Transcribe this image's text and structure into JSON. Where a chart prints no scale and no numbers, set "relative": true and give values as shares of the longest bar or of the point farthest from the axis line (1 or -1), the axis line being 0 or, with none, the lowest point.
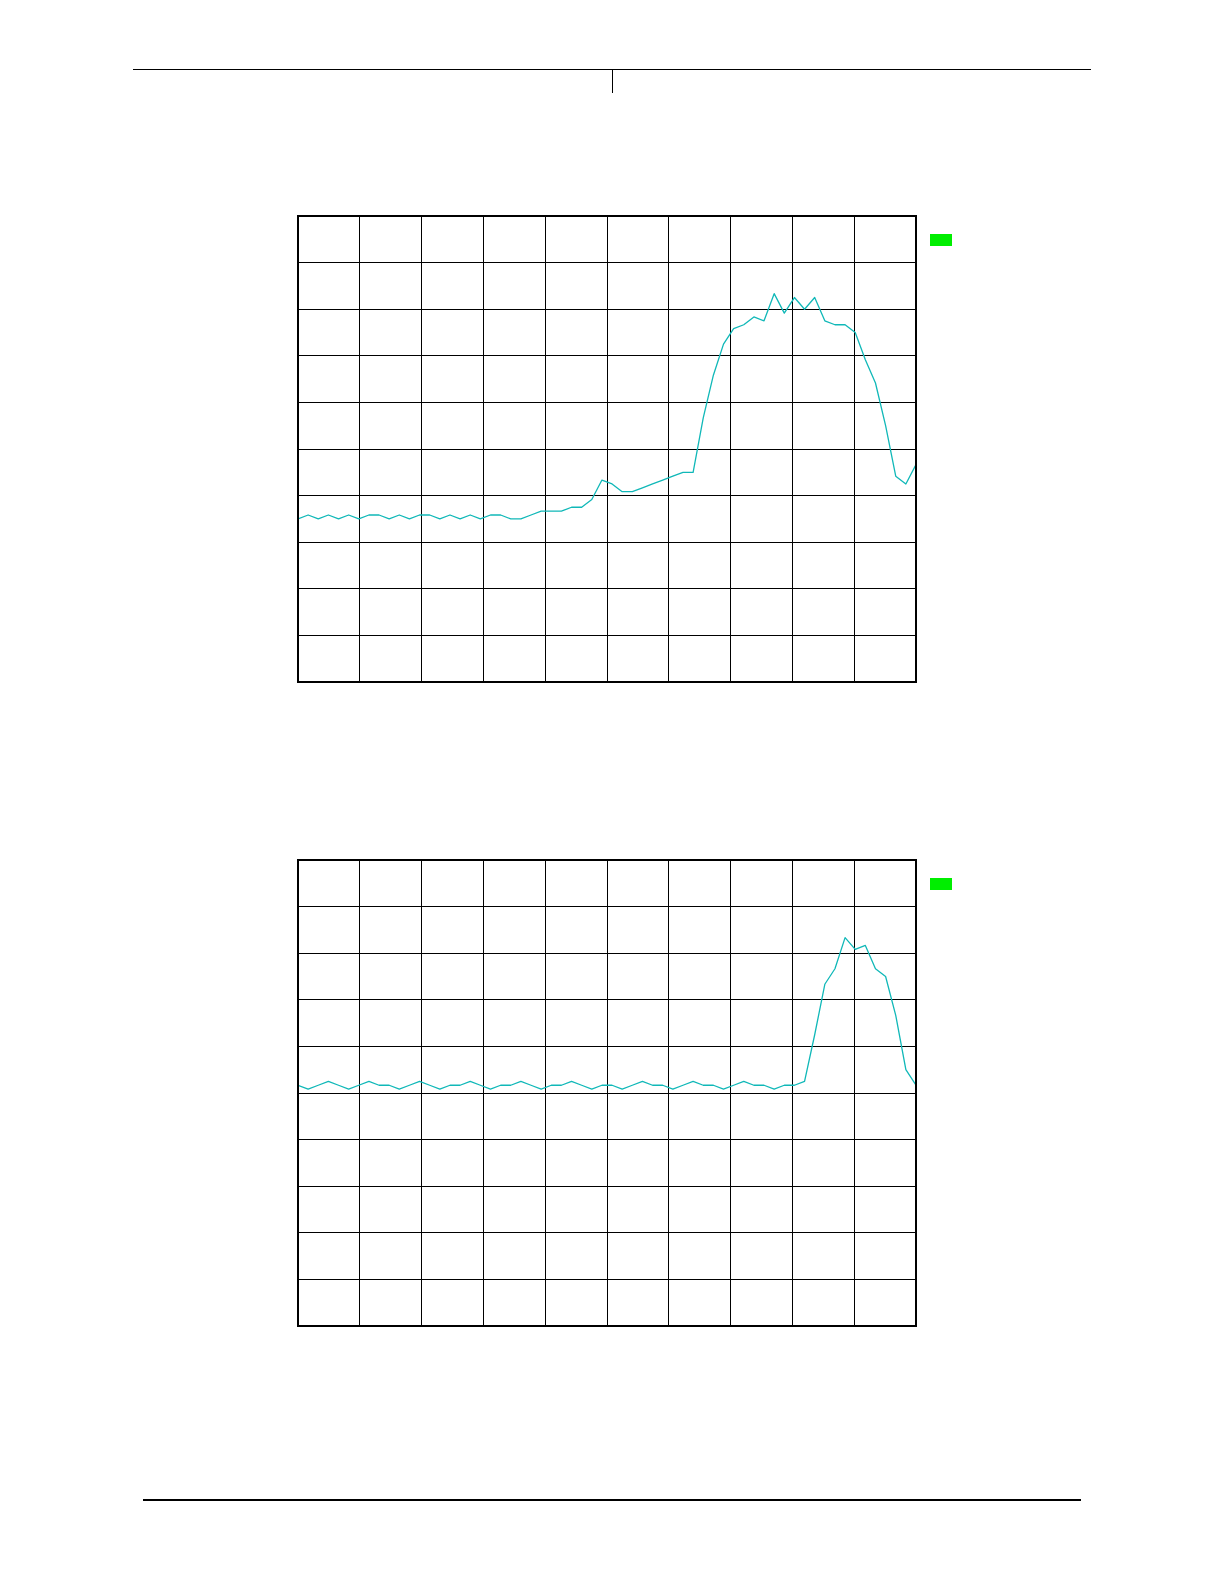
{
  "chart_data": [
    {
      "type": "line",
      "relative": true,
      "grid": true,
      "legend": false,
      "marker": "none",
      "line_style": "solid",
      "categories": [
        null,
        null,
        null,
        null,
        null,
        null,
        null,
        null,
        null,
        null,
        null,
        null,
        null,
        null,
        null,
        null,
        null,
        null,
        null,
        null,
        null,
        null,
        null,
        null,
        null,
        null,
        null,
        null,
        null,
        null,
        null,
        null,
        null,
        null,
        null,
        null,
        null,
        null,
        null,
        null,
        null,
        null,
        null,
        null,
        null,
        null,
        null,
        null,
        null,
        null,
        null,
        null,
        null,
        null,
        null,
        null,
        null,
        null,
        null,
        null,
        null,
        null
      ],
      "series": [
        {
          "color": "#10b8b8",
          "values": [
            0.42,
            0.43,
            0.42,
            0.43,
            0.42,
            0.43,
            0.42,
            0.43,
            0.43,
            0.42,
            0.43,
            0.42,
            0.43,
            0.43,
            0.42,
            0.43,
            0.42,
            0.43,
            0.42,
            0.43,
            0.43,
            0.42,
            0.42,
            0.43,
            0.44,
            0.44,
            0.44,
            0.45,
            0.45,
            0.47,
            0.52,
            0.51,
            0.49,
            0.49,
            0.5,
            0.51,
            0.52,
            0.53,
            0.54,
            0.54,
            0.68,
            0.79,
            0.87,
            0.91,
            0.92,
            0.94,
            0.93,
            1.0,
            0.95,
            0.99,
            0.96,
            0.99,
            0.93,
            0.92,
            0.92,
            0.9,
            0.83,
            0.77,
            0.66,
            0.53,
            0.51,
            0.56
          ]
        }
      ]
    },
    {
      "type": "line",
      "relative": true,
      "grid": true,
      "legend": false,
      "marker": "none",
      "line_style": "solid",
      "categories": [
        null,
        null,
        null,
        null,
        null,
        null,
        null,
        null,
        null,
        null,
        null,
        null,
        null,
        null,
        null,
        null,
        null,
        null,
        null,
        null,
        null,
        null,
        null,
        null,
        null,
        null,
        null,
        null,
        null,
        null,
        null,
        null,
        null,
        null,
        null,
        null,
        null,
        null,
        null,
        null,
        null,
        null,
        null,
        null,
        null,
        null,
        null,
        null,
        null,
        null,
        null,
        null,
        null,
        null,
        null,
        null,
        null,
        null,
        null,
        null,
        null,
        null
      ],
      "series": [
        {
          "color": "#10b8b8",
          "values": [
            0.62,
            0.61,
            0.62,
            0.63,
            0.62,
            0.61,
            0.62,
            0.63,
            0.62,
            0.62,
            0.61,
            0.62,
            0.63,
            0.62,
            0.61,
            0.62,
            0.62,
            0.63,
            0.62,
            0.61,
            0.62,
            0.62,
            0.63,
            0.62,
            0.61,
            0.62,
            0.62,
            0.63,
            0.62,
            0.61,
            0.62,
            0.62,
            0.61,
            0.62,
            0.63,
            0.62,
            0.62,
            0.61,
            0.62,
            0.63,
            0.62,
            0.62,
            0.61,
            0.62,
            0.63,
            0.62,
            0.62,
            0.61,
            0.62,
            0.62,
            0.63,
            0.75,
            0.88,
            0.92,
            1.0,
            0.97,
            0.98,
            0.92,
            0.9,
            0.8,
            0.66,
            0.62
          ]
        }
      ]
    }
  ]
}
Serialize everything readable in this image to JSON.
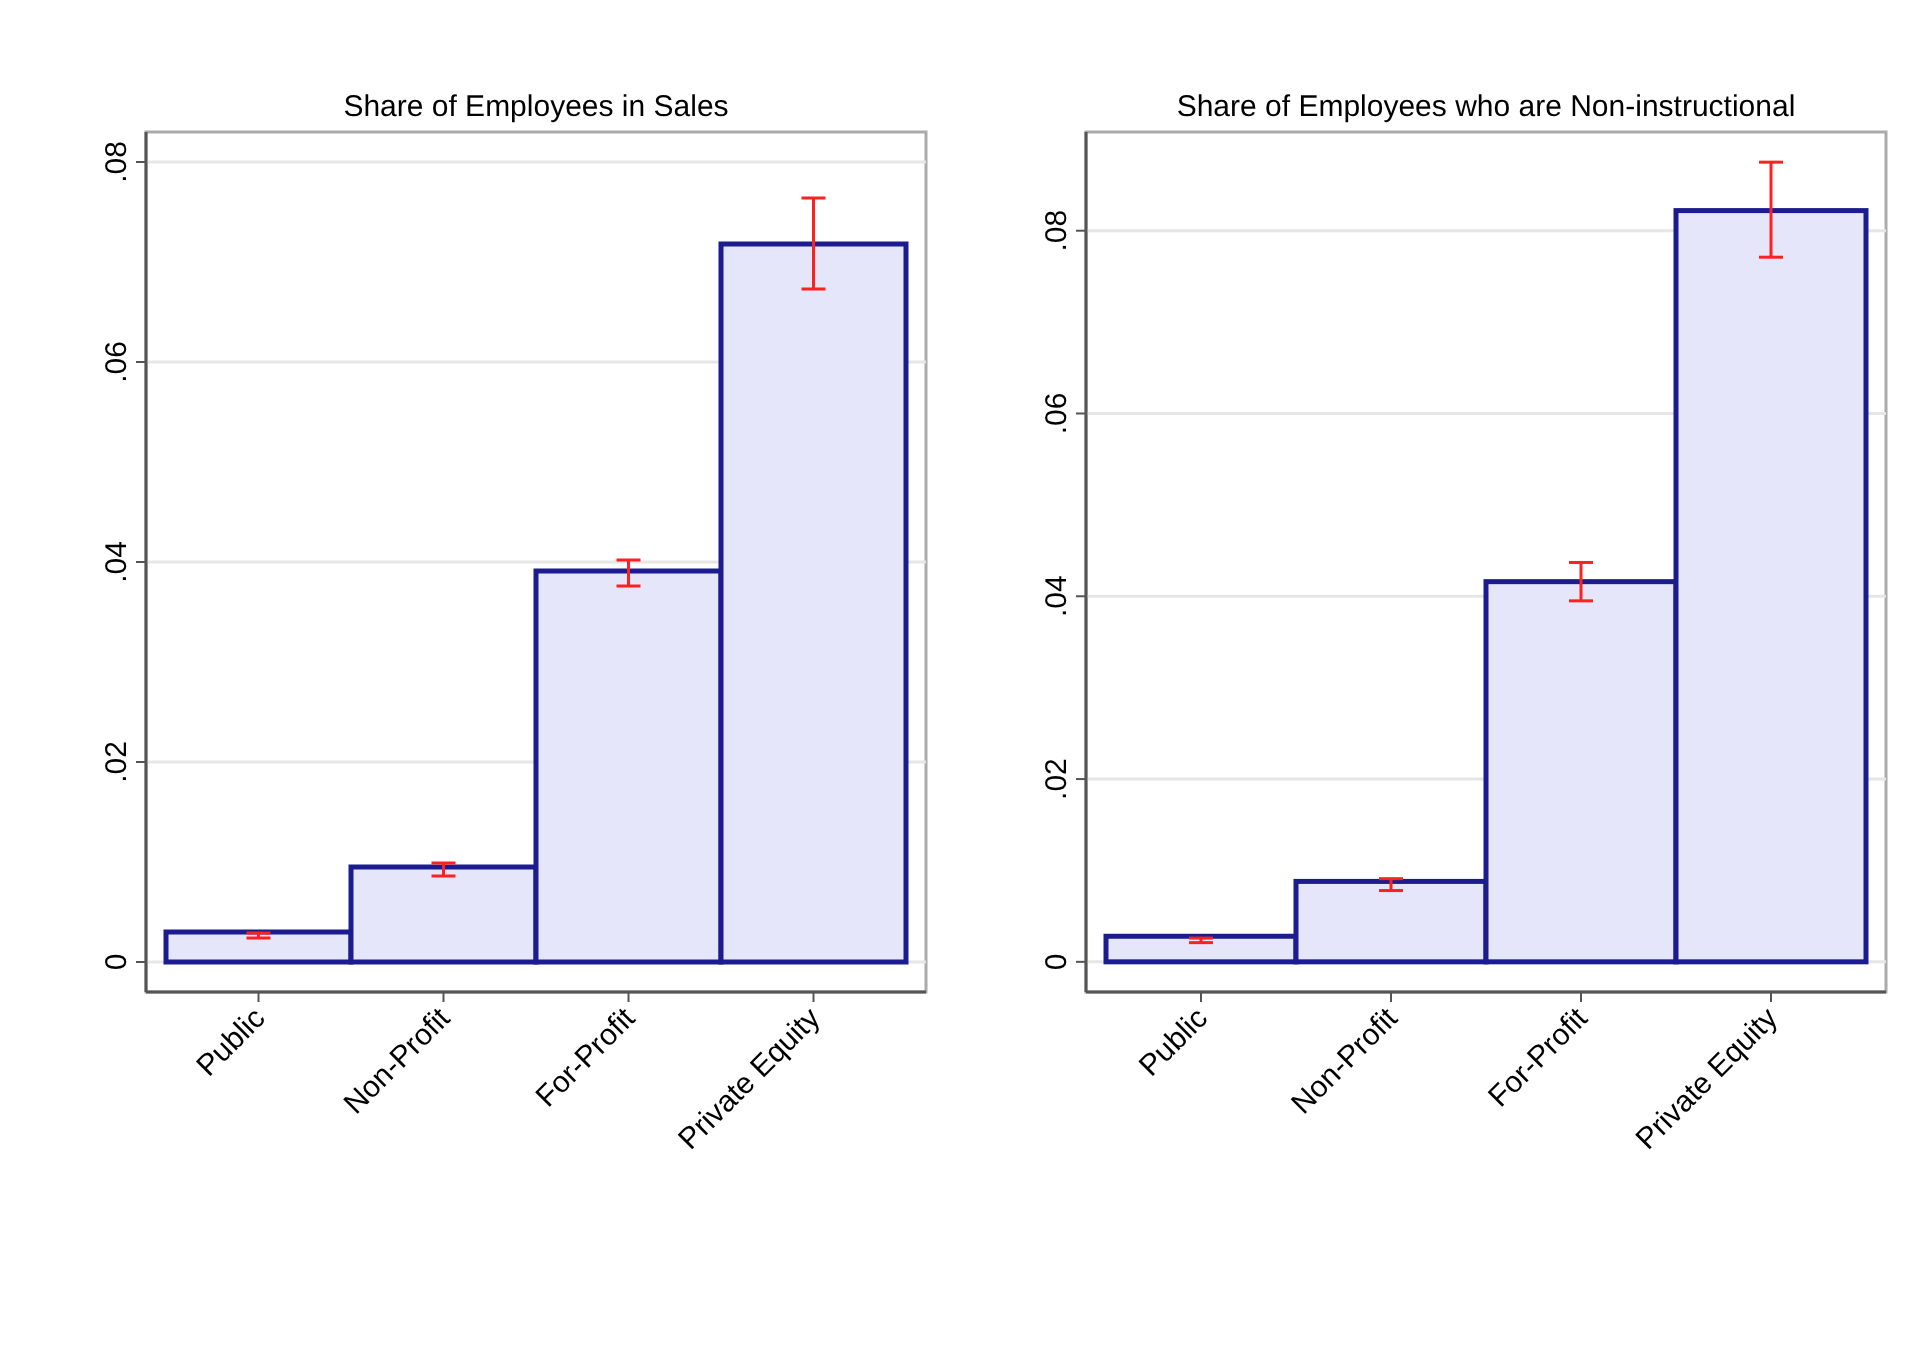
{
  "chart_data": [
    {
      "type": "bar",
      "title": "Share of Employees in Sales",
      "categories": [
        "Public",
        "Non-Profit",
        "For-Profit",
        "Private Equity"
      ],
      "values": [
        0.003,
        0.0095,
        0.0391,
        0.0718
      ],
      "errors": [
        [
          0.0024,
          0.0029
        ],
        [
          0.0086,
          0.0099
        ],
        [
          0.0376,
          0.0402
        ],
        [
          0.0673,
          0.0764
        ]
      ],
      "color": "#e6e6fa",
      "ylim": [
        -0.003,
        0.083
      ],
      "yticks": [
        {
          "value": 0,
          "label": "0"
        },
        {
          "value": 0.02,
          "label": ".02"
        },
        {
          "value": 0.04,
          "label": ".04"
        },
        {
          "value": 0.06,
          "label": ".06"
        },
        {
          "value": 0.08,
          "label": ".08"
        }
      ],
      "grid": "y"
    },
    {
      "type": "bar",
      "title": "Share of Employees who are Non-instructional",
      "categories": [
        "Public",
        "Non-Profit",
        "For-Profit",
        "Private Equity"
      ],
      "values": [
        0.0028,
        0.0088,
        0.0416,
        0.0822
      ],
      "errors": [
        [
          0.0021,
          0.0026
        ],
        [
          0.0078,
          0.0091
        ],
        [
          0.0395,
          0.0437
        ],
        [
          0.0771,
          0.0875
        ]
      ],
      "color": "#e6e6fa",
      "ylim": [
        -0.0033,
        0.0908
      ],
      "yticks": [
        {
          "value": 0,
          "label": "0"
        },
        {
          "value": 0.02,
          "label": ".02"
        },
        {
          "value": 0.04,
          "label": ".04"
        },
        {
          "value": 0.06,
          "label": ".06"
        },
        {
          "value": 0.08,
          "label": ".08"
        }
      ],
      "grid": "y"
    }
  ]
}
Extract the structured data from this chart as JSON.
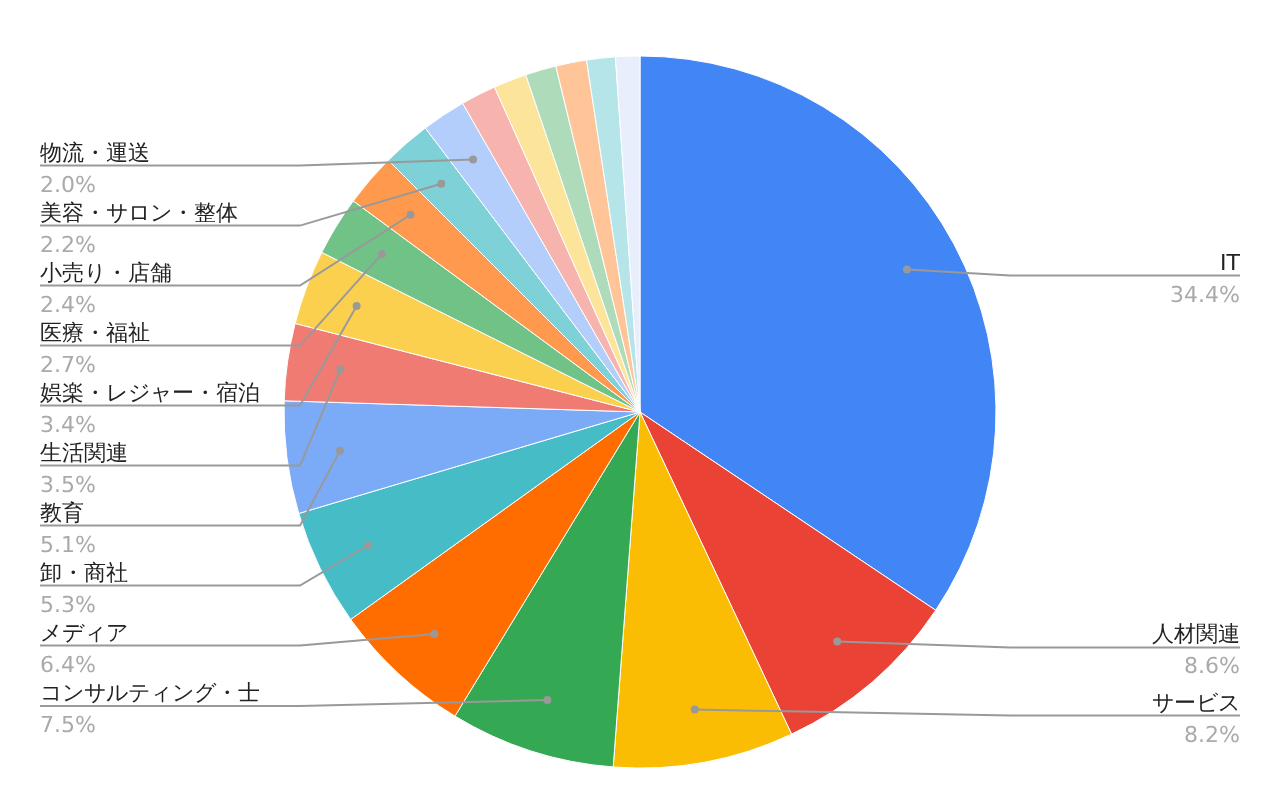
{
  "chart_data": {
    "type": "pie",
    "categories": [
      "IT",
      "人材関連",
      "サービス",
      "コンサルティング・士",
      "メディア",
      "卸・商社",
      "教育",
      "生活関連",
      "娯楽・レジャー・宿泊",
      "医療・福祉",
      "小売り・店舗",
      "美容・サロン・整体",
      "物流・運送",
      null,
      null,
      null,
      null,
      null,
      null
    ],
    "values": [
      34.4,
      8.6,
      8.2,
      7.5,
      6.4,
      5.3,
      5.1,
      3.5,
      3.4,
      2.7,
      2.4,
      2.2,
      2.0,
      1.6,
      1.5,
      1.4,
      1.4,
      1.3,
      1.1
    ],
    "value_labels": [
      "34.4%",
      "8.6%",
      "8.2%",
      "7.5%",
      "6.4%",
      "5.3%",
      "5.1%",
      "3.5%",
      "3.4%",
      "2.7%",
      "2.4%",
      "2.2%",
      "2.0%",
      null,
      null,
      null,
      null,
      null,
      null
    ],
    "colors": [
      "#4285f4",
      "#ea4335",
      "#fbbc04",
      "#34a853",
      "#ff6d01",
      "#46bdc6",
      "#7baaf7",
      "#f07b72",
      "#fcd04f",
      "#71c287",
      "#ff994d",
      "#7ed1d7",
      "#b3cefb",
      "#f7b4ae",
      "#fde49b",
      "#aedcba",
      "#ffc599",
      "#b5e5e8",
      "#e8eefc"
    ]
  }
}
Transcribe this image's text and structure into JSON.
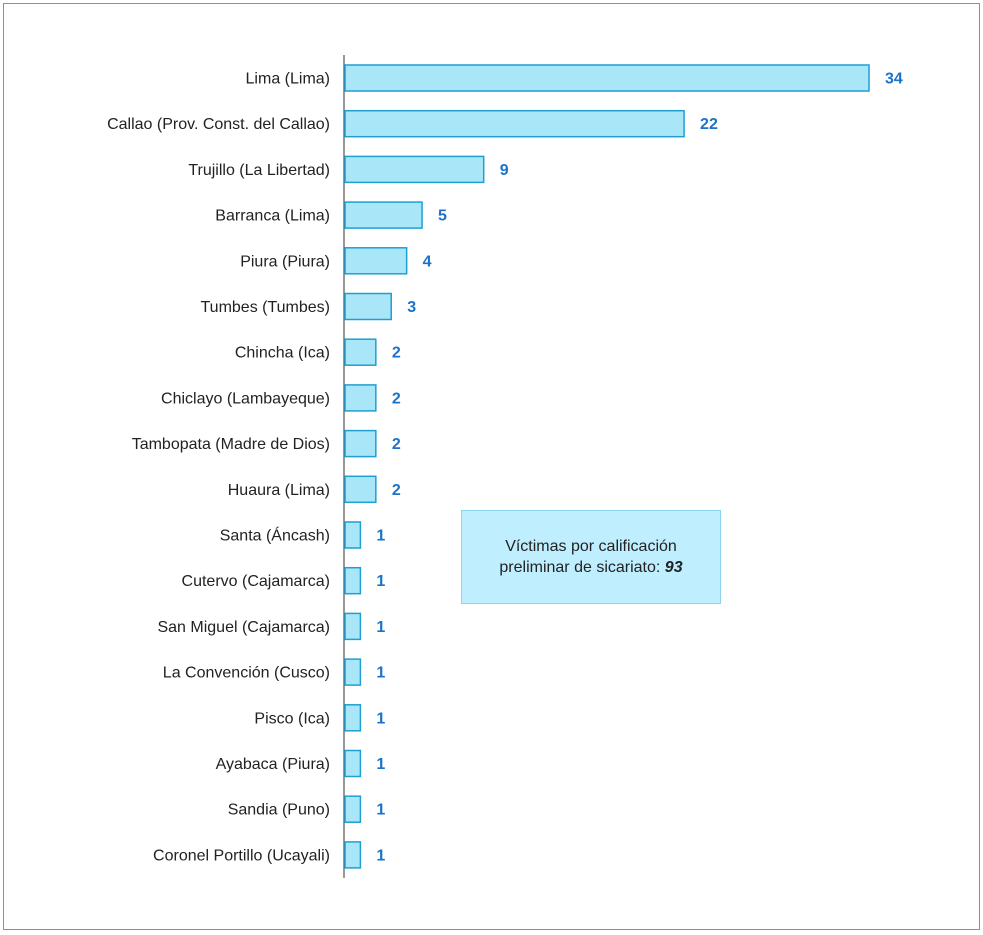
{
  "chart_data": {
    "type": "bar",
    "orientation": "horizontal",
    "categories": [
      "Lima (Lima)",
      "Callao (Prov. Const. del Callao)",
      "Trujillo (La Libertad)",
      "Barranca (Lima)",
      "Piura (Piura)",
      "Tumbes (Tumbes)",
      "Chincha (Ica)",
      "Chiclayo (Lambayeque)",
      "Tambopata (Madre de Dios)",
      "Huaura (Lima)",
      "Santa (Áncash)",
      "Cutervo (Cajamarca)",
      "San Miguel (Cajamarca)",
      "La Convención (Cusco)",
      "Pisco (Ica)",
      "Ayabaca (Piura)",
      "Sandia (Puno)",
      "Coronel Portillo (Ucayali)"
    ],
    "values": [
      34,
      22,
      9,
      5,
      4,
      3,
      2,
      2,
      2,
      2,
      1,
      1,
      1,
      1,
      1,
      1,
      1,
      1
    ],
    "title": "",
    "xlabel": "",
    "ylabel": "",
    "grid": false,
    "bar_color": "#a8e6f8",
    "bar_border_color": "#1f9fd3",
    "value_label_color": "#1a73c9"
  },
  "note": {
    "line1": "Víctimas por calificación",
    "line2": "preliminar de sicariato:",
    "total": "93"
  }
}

☆ ☆ ☆

What the task asks ▸ Return every line containing "this".

Exercise answer ▸
Transcribe this image's text and structure into JSON. Where a chart prints no scale and no numbers, set "relative": true and give values as shares of the longest bar or of the point farthest from the axis line (1 or -1), the axis line being 0 or, with none, the lowest point.
Serialize everything readable in this image to JSON.
Extract the structured data from this chart as JSON.
Transcribe this image's text and structure into JSON.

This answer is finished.